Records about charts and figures
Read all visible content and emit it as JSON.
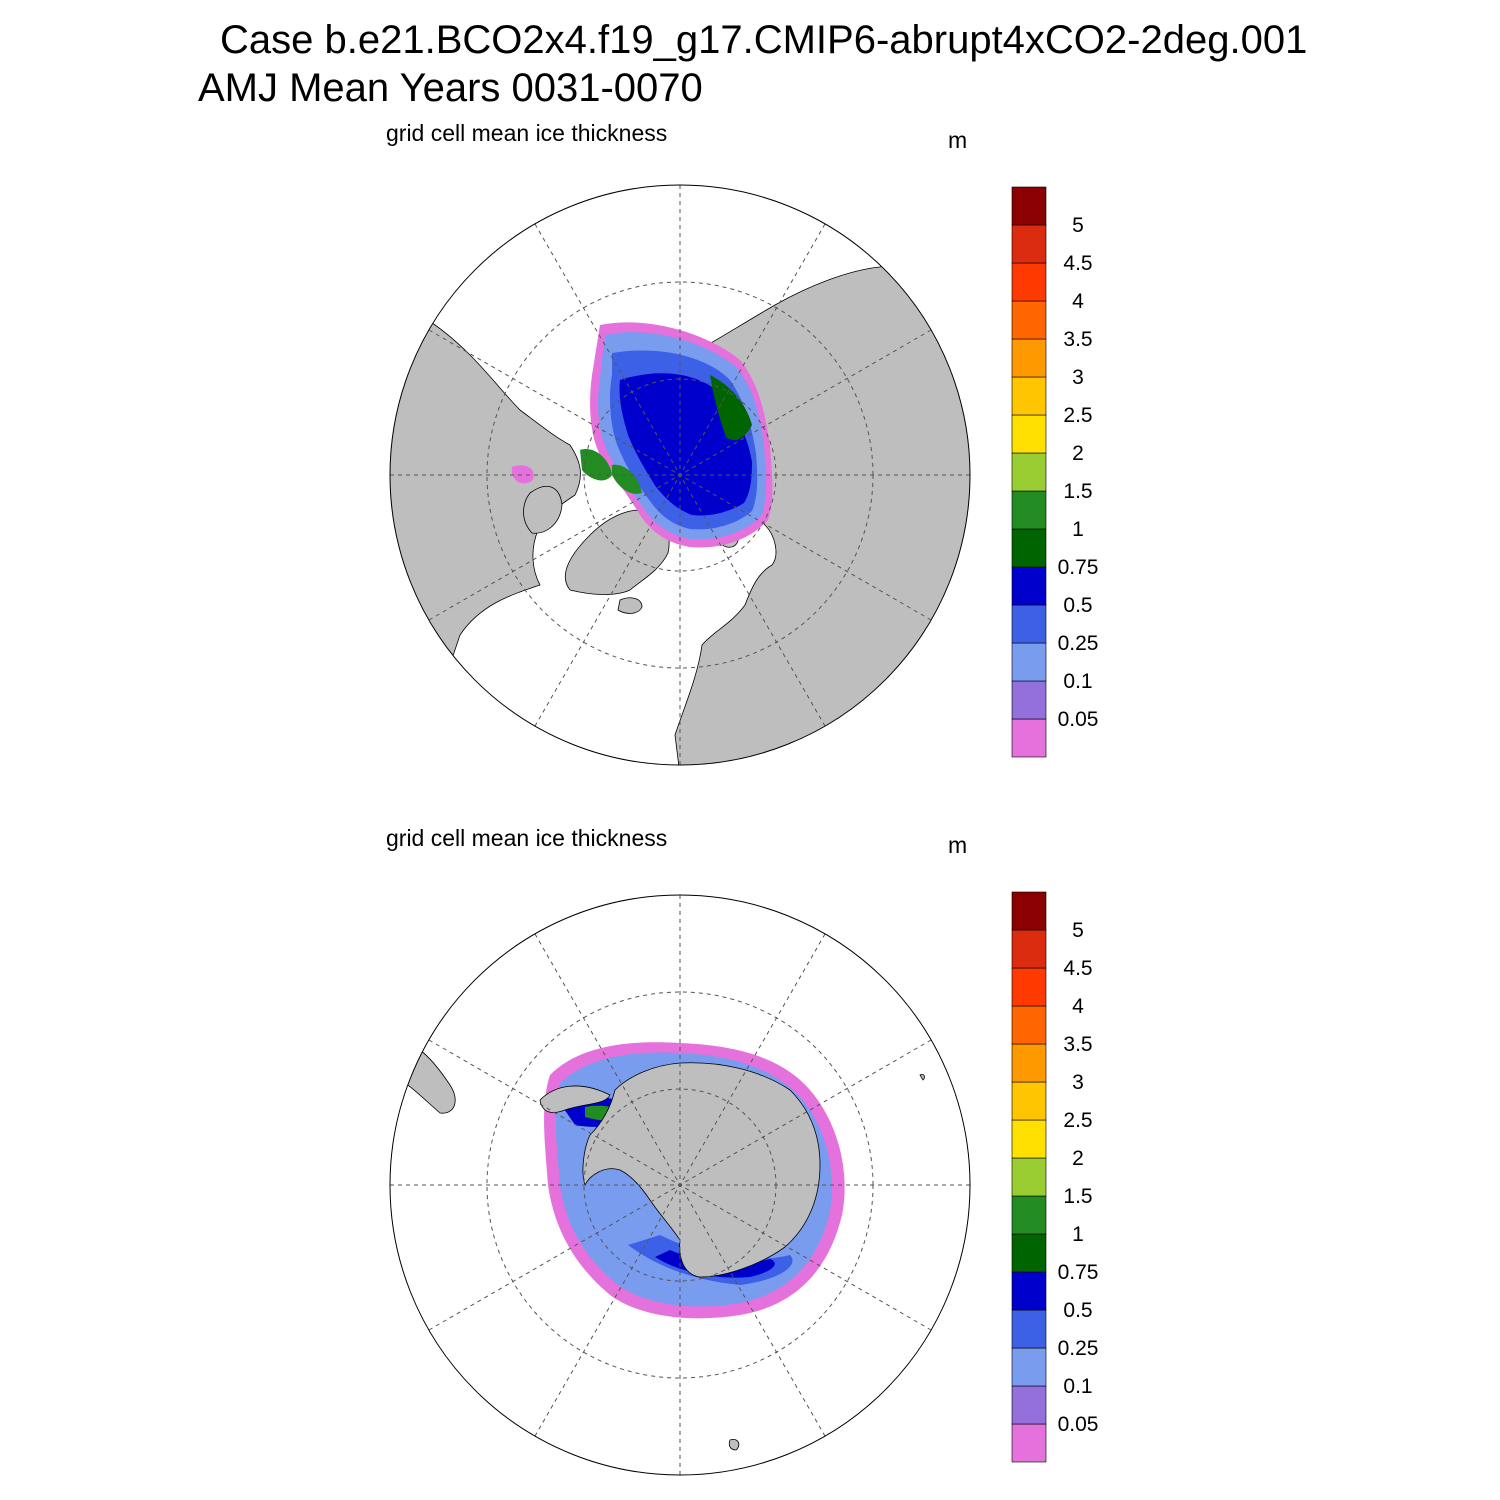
{
  "title": {
    "line1": "Case b.e21.BCO2x4.f19_g17.CMIP6-abrupt4xCO2-2deg.001",
    "line2": "AMJ Mean   Years 0031-0070"
  },
  "colors": {
    "land": "#bebebe",
    "ocean": "#ffffff",
    "grid": "#555555",
    "levels": [
      "#e571dc",
      "#9370db",
      "#799cef",
      "#3c61e6",
      "#0000cd",
      "#006400",
      "#228b22",
      "#9acd32",
      "#ffe000",
      "#ffc500",
      "#ff9900",
      "#ff6600",
      "#ff3a00",
      "#dc2c10",
      "#8b0000"
    ]
  },
  "colorbar": {
    "labels": [
      "0.05",
      "0.1",
      "0.25",
      "0.5",
      "0.75",
      "1",
      "1.5",
      "2",
      "2.5",
      "3",
      "3.5",
      "4",
      "4.5",
      "5"
    ]
  },
  "panels": [
    {
      "id": "north",
      "title": "grid cell mean ice thickness",
      "units": "m"
    },
    {
      "id": "south",
      "title": "grid cell mean ice thickness",
      "units": "m"
    }
  ]
}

Requirement ->
Restate the whole listing above exactly, except for its images.

The result ->
Read all visible content and emit it as JSON.
{
  "title": {
    "line1": "Case b.e21.BCO2x4.f19_g17.CMIP6-abrupt4xCO2-2deg.001",
    "line2": "AMJ Mean   Years 0031-0070"
  },
  "colors": {
    "land": "#bebebe",
    "ocean": "#ffffff",
    "grid": "#555555",
    "levels": [
      "#e571dc",
      "#9370db",
      "#799cef",
      "#3c61e6",
      "#0000cd",
      "#006400",
      "#228b22",
      "#9acd32",
      "#ffe000",
      "#ffc500",
      "#ff9900",
      "#ff6600",
      "#ff3a00",
      "#dc2c10",
      "#8b0000"
    ]
  },
  "colorbar": {
    "labels": [
      "0.05",
      "0.1",
      "0.25",
      "0.5",
      "0.75",
      "1",
      "1.5",
      "2",
      "2.5",
      "3",
      "3.5",
      "4",
      "4.5",
      "5"
    ]
  },
  "panels": [
    {
      "id": "north",
      "title": "grid cell mean ice thickness",
      "units": "m"
    },
    {
      "id": "south",
      "title": "grid cell mean ice thickness",
      "units": "m"
    }
  ]
}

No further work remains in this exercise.